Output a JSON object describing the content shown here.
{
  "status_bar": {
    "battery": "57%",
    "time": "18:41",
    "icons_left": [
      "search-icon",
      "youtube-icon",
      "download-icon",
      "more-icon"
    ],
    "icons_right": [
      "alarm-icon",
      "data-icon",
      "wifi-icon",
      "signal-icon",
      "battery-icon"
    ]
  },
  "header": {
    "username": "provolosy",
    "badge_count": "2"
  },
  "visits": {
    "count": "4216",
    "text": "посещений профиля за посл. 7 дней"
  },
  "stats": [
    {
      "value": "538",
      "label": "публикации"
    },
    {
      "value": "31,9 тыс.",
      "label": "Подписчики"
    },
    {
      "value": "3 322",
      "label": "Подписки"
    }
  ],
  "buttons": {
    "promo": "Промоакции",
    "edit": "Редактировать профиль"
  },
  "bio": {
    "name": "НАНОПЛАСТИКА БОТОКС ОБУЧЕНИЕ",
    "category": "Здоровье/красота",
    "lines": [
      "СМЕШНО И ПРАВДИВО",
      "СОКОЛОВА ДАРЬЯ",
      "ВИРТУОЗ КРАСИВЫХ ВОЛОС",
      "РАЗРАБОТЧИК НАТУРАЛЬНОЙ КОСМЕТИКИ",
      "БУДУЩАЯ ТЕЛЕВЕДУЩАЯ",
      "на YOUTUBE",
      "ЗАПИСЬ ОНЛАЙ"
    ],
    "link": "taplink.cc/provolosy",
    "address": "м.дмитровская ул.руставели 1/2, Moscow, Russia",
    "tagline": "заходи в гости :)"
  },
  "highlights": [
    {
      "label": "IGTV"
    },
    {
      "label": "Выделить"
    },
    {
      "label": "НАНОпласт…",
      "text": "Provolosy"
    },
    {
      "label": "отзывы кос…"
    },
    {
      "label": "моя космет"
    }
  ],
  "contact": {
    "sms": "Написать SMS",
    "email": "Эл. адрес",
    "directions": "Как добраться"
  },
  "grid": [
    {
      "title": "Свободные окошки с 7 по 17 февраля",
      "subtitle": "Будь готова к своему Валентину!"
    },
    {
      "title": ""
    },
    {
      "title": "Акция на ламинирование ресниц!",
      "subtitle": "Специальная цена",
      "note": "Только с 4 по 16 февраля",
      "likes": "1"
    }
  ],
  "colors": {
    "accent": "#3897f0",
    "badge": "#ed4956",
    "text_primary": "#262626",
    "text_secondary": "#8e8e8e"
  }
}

* [Written task]
Please set down all the data word for word.

* [Written answer]
Output a JSON object describing the content shown here.
{
  "status_bar": {
    "battery": "57%",
    "time": "18:41",
    "icons_left": [
      "search-icon",
      "youtube-icon",
      "download-icon",
      "more-icon"
    ],
    "icons_right": [
      "alarm-icon",
      "data-icon",
      "wifi-icon",
      "signal-icon",
      "battery-icon"
    ]
  },
  "header": {
    "username": "provolosy",
    "badge_count": "2"
  },
  "visits": {
    "count": "4216",
    "text": "посещений профиля за посл. 7 дней"
  },
  "stats": [
    {
      "value": "538",
      "label": "публикации"
    },
    {
      "value": "31,9 тыс.",
      "label": "Подписчики"
    },
    {
      "value": "3 322",
      "label": "Подписки"
    }
  ],
  "buttons": {
    "promo": "Промоакции",
    "edit": "Редактировать профиль"
  },
  "bio": {
    "name": "НАНОПЛАСТИКА БОТОКС ОБУЧЕНИЕ",
    "category": "Здоровье/красота",
    "lines": [
      "СМЕШНО И ПРАВДИВО",
      "СОКОЛОВА ДАРЬЯ",
      "ВИРТУОЗ КРАСИВЫХ ВОЛОС",
      "РАЗРАБОТЧИК НАТУРАЛЬНОЙ КОСМЕТИКИ",
      "БУДУЩАЯ ТЕЛЕВЕДУЩАЯ",
      "на YOUTUBE",
      "ЗАПИСЬ ОНЛАЙ"
    ],
    "link": "taplink.cc/provolosy",
    "address": "м.дмитровская ул.руставели 1/2, Moscow, Russia",
    "tagline": "заходи в гости :)"
  },
  "highlights": [
    {
      "label": "IGTV"
    },
    {
      "label": "Выделить"
    },
    {
      "label": "НАНОпласт…",
      "text": "Provolosy"
    },
    {
      "label": "отзывы кос…"
    },
    {
      "label": "моя космет"
    }
  ],
  "contact": {
    "sms": "Написать SMS",
    "email": "Эл. адрес",
    "directions": "Как добраться"
  },
  "grid": [
    {
      "title": "Свободные окошки с 7 по 17 февраля",
      "subtitle": "Будь готова к своему Валентину!"
    },
    {
      "title": ""
    },
    {
      "title": "Акция на ламинирование ресниц!",
      "subtitle": "Специальная цена",
      "note": "Только с 4 по 16 февраля",
      "likes": "1"
    }
  ],
  "colors": {
    "accent": "#3897f0",
    "badge": "#ed4956",
    "text_primary": "#262626",
    "text_secondary": "#8e8e8e"
  }
}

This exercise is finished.